## EXERCISE GOAL:
Copy out all of the material, matching it word for word.

:: GIVEN RECORDS ::

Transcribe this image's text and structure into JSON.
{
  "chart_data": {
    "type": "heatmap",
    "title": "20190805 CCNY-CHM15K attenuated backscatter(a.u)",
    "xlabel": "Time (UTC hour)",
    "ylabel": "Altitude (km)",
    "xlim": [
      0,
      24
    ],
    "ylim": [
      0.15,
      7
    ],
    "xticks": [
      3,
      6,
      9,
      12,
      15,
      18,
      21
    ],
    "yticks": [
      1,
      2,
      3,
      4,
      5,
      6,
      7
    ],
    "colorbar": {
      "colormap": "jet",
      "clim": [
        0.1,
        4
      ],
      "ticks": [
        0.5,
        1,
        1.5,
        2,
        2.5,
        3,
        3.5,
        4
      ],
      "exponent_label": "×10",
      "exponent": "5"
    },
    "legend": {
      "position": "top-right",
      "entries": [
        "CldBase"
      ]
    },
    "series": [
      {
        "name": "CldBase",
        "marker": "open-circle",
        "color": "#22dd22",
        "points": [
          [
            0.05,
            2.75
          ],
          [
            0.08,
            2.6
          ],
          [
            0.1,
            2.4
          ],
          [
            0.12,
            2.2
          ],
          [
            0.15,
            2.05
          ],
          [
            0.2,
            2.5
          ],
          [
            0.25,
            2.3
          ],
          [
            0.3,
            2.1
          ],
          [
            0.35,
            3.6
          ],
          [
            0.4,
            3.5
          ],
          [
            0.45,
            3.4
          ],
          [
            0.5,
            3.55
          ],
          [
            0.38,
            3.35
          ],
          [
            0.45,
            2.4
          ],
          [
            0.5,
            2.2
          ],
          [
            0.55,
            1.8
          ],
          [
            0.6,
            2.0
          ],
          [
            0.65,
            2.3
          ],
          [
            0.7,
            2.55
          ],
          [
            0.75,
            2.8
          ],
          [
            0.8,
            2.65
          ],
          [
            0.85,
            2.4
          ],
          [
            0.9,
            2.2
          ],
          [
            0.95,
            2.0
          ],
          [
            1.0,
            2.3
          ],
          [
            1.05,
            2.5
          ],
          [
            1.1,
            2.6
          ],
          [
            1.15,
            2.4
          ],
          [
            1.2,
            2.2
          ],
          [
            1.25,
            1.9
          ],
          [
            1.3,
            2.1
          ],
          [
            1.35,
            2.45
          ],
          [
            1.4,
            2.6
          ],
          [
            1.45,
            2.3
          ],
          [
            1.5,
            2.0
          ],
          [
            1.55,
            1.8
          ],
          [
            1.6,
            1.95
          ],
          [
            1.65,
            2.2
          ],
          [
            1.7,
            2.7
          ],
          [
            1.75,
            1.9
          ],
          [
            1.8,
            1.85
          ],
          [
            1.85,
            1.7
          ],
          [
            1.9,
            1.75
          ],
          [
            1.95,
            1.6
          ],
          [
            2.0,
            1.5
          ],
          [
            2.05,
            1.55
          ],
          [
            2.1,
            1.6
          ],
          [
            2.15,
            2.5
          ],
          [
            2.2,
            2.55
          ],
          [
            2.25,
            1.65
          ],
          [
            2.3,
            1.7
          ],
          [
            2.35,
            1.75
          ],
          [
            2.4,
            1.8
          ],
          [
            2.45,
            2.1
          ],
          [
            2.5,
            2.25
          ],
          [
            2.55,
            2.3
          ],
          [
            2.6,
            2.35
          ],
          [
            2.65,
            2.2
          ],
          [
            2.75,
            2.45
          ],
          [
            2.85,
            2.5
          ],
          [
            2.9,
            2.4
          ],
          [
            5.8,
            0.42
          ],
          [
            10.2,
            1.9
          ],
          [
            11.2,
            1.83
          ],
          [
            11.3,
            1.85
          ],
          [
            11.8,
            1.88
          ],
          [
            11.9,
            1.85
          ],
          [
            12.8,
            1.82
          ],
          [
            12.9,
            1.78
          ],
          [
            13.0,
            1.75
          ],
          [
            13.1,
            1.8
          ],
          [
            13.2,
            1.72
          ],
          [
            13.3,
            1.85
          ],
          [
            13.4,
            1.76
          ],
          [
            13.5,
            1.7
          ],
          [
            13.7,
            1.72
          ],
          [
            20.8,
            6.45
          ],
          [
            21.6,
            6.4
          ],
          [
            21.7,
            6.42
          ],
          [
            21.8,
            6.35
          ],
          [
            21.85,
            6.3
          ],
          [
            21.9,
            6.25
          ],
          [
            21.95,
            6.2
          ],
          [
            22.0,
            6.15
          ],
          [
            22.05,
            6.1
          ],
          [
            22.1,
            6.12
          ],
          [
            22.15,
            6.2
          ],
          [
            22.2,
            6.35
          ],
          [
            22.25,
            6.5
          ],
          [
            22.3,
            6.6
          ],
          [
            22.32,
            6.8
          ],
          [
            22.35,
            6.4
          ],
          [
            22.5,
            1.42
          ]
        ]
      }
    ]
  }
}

:::

## SOLVED PROBLEM:
Transcribe this image's text and structure into JSON.
{
  "chart_data": {
    "type": "heatmap",
    "title": "20190805 CCNY-CHM15K attenuated backscatter(a.u)",
    "xlabel": "Time (UTC hour)",
    "ylabel": "Altitude (km)",
    "xlim": [
      0,
      24
    ],
    "ylim": [
      0.15,
      7
    ],
    "xticks": [
      3,
      6,
      9,
      12,
      15,
      18,
      21
    ],
    "yticks": [
      1,
      2,
      3,
      4,
      5,
      6,
      7
    ],
    "colorbar": {
      "colormap": "jet",
      "clim": [
        0.1,
        4
      ],
      "ticks": [
        0.5,
        1,
        1.5,
        2,
        2.5,
        3,
        3.5,
        4
      ],
      "exponent_label": "×10",
      "exponent": "5"
    },
    "legend": {
      "position": "top-right",
      "entries": [
        "CldBase"
      ]
    },
    "series": [
      {
        "name": "CldBase",
        "marker": "open-circle",
        "color": "#22dd22",
        "points": [
          [
            0.05,
            2.75
          ],
          [
            0.08,
            2.6
          ],
          [
            0.1,
            2.4
          ],
          [
            0.12,
            2.2
          ],
          [
            0.15,
            2.05
          ],
          [
            0.2,
            2.5
          ],
          [
            0.25,
            2.3
          ],
          [
            0.3,
            2.1
          ],
          [
            0.35,
            3.6
          ],
          [
            0.4,
            3.5
          ],
          [
            0.45,
            3.4
          ],
          [
            0.5,
            3.55
          ],
          [
            0.38,
            3.35
          ],
          [
            0.45,
            2.4
          ],
          [
            0.5,
            2.2
          ],
          [
            0.55,
            1.8
          ],
          [
            0.6,
            2.0
          ],
          [
            0.65,
            2.3
          ],
          [
            0.7,
            2.55
          ],
          [
            0.75,
            2.8
          ],
          [
            0.8,
            2.65
          ],
          [
            0.85,
            2.4
          ],
          [
            0.9,
            2.2
          ],
          [
            0.95,
            2.0
          ],
          [
            1.0,
            2.3
          ],
          [
            1.05,
            2.5
          ],
          [
            1.1,
            2.6
          ],
          [
            1.15,
            2.4
          ],
          [
            1.2,
            2.2
          ],
          [
            1.25,
            1.9
          ],
          [
            1.3,
            2.1
          ],
          [
            1.35,
            2.45
          ],
          [
            1.4,
            2.6
          ],
          [
            1.45,
            2.3
          ],
          [
            1.5,
            2.0
          ],
          [
            1.55,
            1.8
          ],
          [
            1.6,
            1.95
          ],
          [
            1.65,
            2.2
          ],
          [
            1.7,
            2.7
          ],
          [
            1.75,
            1.9
          ],
          [
            1.8,
            1.85
          ],
          [
            1.85,
            1.7
          ],
          [
            1.9,
            1.75
          ],
          [
            1.95,
            1.6
          ],
          [
            2.0,
            1.5
          ],
          [
            2.05,
            1.55
          ],
          [
            2.1,
            1.6
          ],
          [
            2.15,
            2.5
          ],
          [
            2.2,
            2.55
          ],
          [
            2.25,
            1.65
          ],
          [
            2.3,
            1.7
          ],
          [
            2.35,
            1.75
          ],
          [
            2.4,
            1.8
          ],
          [
            2.45,
            2.1
          ],
          [
            2.5,
            2.25
          ],
          [
            2.55,
            2.3
          ],
          [
            2.6,
            2.35
          ],
          [
            2.65,
            2.2
          ],
          [
            2.75,
            2.45
          ],
          [
            2.85,
            2.5
          ],
          [
            2.9,
            2.4
          ],
          [
            5.8,
            0.42
          ],
          [
            10.2,
            1.9
          ],
          [
            11.2,
            1.83
          ],
          [
            11.3,
            1.85
          ],
          [
            11.8,
            1.88
          ],
          [
            11.9,
            1.85
          ],
          [
            12.8,
            1.82
          ],
          [
            12.9,
            1.78
          ],
          [
            13.0,
            1.75
          ],
          [
            13.1,
            1.8
          ],
          [
            13.2,
            1.72
          ],
          [
            13.3,
            1.85
          ],
          [
            13.4,
            1.76
          ],
          [
            13.5,
            1.7
          ],
          [
            13.7,
            1.72
          ],
          [
            20.8,
            6.45
          ],
          [
            21.6,
            6.4
          ],
          [
            21.7,
            6.42
          ],
          [
            21.8,
            6.35
          ],
          [
            21.85,
            6.3
          ],
          [
            21.9,
            6.25
          ],
          [
            21.95,
            6.2
          ],
          [
            22.0,
            6.15
          ],
          [
            22.05,
            6.1
          ],
          [
            22.1,
            6.12
          ],
          [
            22.15,
            6.2
          ],
          [
            22.2,
            6.35
          ],
          [
            22.25,
            6.5
          ],
          [
            22.3,
            6.6
          ],
          [
            22.32,
            6.8
          ],
          [
            22.35,
            6.4
          ],
          [
            22.5,
            1.42
          ]
        ]
      }
    ]
  }
}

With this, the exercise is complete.